— Start EXERCISE MATERIAL —
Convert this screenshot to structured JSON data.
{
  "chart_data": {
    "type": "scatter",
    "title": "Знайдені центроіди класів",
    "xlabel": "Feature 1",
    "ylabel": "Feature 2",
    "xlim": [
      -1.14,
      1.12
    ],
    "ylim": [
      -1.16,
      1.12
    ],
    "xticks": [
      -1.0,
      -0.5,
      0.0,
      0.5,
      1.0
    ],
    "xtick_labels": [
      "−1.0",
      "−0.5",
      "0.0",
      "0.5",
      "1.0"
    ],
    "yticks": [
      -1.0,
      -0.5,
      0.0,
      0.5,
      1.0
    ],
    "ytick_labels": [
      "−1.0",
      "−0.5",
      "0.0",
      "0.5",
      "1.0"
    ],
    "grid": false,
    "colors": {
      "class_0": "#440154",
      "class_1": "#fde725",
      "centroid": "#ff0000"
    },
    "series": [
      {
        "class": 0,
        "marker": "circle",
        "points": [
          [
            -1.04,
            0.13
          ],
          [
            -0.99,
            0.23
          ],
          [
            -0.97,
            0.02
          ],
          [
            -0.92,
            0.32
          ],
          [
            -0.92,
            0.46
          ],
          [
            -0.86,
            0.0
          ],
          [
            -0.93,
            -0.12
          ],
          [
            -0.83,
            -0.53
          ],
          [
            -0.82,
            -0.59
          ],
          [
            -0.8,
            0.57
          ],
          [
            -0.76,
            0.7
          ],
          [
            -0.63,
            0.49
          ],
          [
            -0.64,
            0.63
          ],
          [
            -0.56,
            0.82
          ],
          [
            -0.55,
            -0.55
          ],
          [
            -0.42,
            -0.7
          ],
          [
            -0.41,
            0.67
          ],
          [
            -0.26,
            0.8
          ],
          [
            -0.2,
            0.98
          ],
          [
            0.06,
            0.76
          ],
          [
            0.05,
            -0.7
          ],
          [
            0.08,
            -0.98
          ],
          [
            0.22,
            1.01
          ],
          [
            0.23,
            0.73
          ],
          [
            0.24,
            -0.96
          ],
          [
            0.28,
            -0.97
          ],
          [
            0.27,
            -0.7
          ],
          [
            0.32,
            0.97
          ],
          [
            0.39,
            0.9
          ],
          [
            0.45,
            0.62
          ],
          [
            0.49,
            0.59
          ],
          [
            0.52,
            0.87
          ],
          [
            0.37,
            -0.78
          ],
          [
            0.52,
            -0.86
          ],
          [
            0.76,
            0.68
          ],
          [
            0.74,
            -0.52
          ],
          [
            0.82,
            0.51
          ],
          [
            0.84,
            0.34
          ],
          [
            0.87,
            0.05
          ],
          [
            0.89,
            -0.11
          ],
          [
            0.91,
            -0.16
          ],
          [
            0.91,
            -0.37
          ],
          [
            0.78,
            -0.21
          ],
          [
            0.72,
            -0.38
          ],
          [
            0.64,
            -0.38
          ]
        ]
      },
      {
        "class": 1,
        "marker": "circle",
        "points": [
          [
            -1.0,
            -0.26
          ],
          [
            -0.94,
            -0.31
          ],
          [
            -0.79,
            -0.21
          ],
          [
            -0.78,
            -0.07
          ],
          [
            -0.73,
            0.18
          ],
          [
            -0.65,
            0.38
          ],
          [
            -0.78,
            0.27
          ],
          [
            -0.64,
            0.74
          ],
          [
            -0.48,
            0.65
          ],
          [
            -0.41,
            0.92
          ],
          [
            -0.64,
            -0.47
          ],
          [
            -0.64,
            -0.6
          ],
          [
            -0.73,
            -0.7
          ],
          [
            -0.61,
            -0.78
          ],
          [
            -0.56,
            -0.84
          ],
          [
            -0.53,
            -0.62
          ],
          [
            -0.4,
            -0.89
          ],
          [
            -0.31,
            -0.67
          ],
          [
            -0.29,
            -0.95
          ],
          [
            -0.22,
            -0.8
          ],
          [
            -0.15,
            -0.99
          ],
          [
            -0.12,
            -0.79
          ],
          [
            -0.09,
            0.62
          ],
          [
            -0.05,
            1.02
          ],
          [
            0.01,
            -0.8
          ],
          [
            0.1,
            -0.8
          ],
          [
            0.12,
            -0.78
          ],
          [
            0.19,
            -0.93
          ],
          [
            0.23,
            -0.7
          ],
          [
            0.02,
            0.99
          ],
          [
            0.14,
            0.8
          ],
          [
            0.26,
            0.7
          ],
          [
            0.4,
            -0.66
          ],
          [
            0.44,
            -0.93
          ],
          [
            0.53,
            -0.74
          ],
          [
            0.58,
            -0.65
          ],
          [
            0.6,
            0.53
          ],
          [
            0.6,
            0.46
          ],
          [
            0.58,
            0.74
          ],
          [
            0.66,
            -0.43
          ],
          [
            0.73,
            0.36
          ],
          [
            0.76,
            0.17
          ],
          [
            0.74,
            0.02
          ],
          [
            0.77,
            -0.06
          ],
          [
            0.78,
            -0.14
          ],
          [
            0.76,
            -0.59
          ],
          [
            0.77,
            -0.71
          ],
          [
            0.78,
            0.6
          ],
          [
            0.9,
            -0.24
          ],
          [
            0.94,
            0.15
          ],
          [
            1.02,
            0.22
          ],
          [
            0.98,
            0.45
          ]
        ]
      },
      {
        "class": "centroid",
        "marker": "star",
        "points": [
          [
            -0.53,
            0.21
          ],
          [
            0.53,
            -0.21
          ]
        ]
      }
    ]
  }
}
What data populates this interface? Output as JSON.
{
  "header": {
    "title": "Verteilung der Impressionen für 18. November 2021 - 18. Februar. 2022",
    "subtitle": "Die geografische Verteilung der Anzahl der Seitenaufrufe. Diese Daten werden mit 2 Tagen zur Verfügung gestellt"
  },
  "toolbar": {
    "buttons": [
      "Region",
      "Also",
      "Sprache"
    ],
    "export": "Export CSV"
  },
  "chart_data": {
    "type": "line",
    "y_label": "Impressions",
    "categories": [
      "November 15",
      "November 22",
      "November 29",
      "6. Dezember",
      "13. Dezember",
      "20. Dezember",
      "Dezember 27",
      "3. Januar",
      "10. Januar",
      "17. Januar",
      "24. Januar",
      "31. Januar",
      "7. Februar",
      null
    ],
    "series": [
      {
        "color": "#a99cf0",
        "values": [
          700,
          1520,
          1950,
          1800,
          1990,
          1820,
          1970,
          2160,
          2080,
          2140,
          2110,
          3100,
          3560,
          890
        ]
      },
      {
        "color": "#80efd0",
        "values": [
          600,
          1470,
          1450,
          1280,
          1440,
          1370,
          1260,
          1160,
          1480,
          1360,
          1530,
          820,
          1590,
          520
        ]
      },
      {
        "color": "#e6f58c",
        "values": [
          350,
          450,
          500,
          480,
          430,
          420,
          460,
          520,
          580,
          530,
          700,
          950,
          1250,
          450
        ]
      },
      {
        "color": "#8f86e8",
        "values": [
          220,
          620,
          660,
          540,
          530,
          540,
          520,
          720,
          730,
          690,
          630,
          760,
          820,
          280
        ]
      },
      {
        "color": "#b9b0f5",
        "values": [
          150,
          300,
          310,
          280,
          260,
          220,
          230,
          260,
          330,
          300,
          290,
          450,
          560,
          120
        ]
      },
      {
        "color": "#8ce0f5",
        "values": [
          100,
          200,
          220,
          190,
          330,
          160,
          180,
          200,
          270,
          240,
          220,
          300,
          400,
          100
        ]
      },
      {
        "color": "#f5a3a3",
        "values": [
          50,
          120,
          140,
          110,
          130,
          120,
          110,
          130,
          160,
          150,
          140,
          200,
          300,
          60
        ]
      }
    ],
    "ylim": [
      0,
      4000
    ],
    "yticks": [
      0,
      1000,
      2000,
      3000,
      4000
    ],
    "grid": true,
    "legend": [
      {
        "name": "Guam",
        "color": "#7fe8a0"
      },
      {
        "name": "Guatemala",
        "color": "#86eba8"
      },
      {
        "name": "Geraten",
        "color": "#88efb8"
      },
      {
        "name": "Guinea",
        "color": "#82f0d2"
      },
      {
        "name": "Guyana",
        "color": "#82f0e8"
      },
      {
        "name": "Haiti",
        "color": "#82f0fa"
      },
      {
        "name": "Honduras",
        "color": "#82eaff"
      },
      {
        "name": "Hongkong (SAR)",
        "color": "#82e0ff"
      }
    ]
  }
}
— End EXERCISE MATERIAL —
▶ **WHAT THE EXERCISE ASKS**
Filter out every line that lacks the word "November", and copy the rest.

▶ **CORRECT ANSWER**
    "title": "Verteilung der Impressionen für 18. November 2021 - 18. Februar. 2022",
      "November 15",
      "November 22",
      "November 29",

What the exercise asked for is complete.